* Task inputs *

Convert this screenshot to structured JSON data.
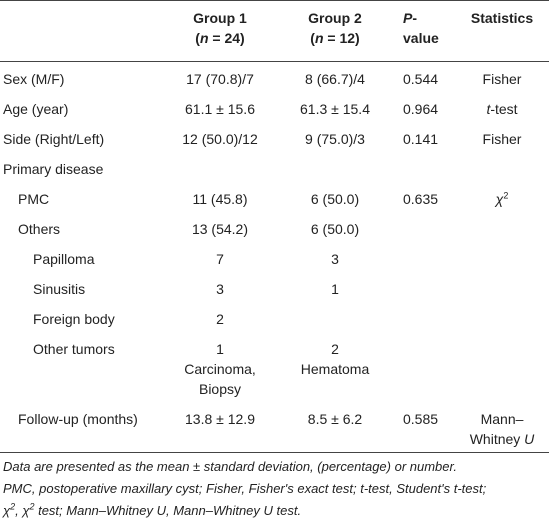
{
  "table": {
    "header": [
      [],
      [
        [
          "Group 1"
        ],
        [
          "(",
          {
            "t": "n",
            "s": "i"
          },
          " = 24)"
        ]
      ],
      [
        [
          "Group 2"
        ],
        [
          "(",
          {
            "t": "n",
            "s": "i"
          },
          " = 12)"
        ]
      ],
      [
        [
          {
            "t": "P",
            "s": "i"
          },
          "-"
        ],
        [
          "value"
        ]
      ],
      [
        [
          "Statistics"
        ]
      ]
    ],
    "rows": [
      {
        "indent": 0,
        "cells": [
          [
            [
              "Sex (M/F)"
            ]
          ],
          [
            [
              "17 (70.8)/7"
            ]
          ],
          [
            [
              "8 (66.7)/4"
            ]
          ],
          [
            [
              "0.544"
            ]
          ],
          [
            [
              "Fisher"
            ]
          ]
        ]
      },
      {
        "indent": 0,
        "cells": [
          [
            [
              "Age (year)"
            ]
          ],
          [
            [
              "61.1 ± 15.6"
            ]
          ],
          [
            [
              "61.3 ± 15.4"
            ]
          ],
          [
            [
              "0.964"
            ]
          ],
          [
            [
              {
                "t": "t",
                "s": "i"
              },
              "-test"
            ]
          ]
        ]
      },
      {
        "indent": 0,
        "cells": [
          [
            [
              "Side (Right/Left)"
            ]
          ],
          [
            [
              "12 (50.0)/12"
            ]
          ],
          [
            [
              "9 (75.0)/3"
            ]
          ],
          [
            [
              "0.141"
            ]
          ],
          [
            [
              "Fisher"
            ]
          ]
        ]
      },
      {
        "indent": 0,
        "cells": [
          [
            [
              "Primary disease"
            ]
          ],
          [],
          [],
          [],
          []
        ]
      },
      {
        "indent": 1,
        "cells": [
          [
            [
              "PMC"
            ]
          ],
          [
            [
              "11 (45.8)"
            ]
          ],
          [
            [
              "6 (50.0)"
            ]
          ],
          [
            [
              "0.635"
            ]
          ],
          [
            [
              {
                "t": "χ",
                "s": "i"
              },
              {
                "t": "2",
                "s": "sup"
              }
            ]
          ]
        ]
      },
      {
        "indent": 1,
        "cells": [
          [
            [
              "Others"
            ]
          ],
          [
            [
              "13 (54.2)"
            ]
          ],
          [
            [
              "6 (50.0)"
            ]
          ],
          [],
          []
        ]
      },
      {
        "indent": 2,
        "cells": [
          [
            [
              "Papilloma"
            ]
          ],
          [
            [
              "7"
            ]
          ],
          [
            [
              "3"
            ]
          ],
          [],
          []
        ]
      },
      {
        "indent": 2,
        "cells": [
          [
            [
              "Sinusitis"
            ]
          ],
          [
            [
              "3"
            ]
          ],
          [
            [
              "1"
            ]
          ],
          [],
          []
        ]
      },
      {
        "indent": 2,
        "cells": [
          [
            [
              "Foreign body"
            ]
          ],
          [
            [
              "2"
            ]
          ],
          [],
          [],
          []
        ]
      },
      {
        "indent": 2,
        "cells": [
          [
            [
              "Other tumors"
            ]
          ],
          [
            [
              "1"
            ],
            [
              "Carcinoma,"
            ],
            [
              "Biopsy"
            ]
          ],
          [
            [
              "2"
            ],
            [
              "Hematoma"
            ]
          ],
          [],
          []
        ]
      },
      {
        "indent": 1,
        "cells": [
          [
            [
              "Follow-up (months)"
            ]
          ],
          [
            [
              "13.8 ± 12.9"
            ]
          ],
          [
            [
              "8.5 ± 6.2"
            ]
          ],
          [
            [
              "0.585"
            ]
          ],
          [
            [
              "Mann–"
            ],
            [
              "Whitney ",
              {
                "t": "U",
                "s": "i"
              }
            ]
          ]
        ]
      }
    ],
    "notes": [
      [
        "Data are presented as the mean ± standard deviation, (percentage) or number."
      ],
      [
        "PMC, postoperative maxillary cyst; Fisher, Fisher's exact test; t-test, Student's t-test;"
      ],
      [
        "χ",
        {
          "t": "2",
          "s": "sup"
        },
        ", χ",
        {
          "t": "2",
          "s": "sup"
        },
        " test; Mann–Whitney U, Mann–Whitney U test."
      ]
    ]
  }
}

* Problem requirements *
Among the entries above, find every line holding "Mann" and copy it.

* Exercise response *
              "Mann–"
        " test; Mann–Whitney U, Mann–Whitney U test."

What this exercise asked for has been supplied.